- _What to do_:
Locate each line below that includes "name" and reproduce it.

- _Supplied data_:
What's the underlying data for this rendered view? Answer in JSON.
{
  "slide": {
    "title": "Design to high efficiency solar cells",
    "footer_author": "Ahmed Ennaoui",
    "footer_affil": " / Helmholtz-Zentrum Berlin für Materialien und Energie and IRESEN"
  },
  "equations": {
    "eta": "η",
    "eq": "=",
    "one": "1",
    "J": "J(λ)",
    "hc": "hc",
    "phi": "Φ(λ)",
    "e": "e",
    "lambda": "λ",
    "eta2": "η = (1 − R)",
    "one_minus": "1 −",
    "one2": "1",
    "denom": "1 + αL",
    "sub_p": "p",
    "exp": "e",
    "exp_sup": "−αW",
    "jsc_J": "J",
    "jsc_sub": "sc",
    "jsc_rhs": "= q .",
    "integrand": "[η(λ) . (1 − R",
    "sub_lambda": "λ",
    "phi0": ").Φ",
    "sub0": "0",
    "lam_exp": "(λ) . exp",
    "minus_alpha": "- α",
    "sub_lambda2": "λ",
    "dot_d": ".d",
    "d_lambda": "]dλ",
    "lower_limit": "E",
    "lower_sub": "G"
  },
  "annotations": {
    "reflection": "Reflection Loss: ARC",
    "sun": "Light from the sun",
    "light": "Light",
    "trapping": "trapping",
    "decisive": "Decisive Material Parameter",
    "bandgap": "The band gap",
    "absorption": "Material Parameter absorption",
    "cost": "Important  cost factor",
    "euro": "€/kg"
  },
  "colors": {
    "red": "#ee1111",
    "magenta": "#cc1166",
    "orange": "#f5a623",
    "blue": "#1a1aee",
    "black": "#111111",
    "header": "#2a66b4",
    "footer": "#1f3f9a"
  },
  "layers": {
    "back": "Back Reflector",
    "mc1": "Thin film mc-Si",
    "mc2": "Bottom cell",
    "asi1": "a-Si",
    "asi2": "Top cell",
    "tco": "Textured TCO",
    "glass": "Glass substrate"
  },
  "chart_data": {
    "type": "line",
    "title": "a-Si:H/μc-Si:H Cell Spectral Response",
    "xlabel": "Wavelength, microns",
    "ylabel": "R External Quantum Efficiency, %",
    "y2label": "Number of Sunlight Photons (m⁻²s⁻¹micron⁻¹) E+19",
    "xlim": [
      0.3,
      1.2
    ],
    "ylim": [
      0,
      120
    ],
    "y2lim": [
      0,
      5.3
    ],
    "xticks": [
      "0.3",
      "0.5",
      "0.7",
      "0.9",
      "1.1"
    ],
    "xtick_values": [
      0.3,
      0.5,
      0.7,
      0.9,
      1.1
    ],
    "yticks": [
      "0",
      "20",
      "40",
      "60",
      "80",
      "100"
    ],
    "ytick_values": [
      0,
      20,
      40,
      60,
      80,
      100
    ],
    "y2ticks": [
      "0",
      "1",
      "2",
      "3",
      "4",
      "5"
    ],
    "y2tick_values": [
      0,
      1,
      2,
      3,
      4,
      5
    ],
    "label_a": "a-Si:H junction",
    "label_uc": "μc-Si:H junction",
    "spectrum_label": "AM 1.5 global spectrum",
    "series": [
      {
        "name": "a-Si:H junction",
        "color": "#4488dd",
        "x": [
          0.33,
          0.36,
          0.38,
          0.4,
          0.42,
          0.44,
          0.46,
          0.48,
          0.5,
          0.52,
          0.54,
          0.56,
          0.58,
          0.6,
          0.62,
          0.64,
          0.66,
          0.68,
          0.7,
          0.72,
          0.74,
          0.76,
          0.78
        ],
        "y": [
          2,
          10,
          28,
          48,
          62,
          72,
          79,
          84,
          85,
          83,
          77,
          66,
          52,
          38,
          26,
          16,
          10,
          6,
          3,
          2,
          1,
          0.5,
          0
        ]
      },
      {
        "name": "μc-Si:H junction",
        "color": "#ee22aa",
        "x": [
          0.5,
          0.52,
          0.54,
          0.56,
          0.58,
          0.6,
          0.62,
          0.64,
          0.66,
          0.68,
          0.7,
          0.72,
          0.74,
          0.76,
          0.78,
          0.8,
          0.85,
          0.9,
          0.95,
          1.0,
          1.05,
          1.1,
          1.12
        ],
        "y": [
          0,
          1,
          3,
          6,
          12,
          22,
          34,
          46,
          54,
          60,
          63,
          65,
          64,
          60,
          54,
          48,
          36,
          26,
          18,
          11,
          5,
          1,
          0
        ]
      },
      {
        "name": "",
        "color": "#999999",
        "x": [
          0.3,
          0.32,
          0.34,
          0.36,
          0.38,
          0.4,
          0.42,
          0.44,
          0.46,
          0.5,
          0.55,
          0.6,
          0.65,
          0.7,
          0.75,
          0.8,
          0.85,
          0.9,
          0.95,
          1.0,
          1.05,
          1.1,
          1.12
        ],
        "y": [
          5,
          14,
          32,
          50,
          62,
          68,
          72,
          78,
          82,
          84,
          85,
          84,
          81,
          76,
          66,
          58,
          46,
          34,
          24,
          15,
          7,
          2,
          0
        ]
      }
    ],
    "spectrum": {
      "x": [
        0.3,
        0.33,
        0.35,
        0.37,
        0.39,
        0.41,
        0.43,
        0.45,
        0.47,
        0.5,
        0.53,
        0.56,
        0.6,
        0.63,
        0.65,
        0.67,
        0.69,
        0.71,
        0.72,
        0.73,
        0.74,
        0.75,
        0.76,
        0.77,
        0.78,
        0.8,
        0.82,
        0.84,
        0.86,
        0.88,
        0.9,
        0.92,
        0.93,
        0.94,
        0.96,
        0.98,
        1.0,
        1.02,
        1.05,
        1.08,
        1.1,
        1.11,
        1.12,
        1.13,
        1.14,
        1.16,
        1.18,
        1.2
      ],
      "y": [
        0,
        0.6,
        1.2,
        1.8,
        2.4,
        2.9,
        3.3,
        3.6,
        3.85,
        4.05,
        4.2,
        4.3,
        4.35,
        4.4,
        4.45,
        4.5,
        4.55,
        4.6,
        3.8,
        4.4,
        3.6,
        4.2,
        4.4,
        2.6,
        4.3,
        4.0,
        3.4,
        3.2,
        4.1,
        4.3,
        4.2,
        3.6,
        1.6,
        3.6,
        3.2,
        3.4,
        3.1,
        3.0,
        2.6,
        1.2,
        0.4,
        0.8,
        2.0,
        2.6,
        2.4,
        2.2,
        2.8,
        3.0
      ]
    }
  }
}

- _Answer to the exercise_:
        "name": "a-Si:H junction",
        "name": "μc-Si:H junction",
        "name": "",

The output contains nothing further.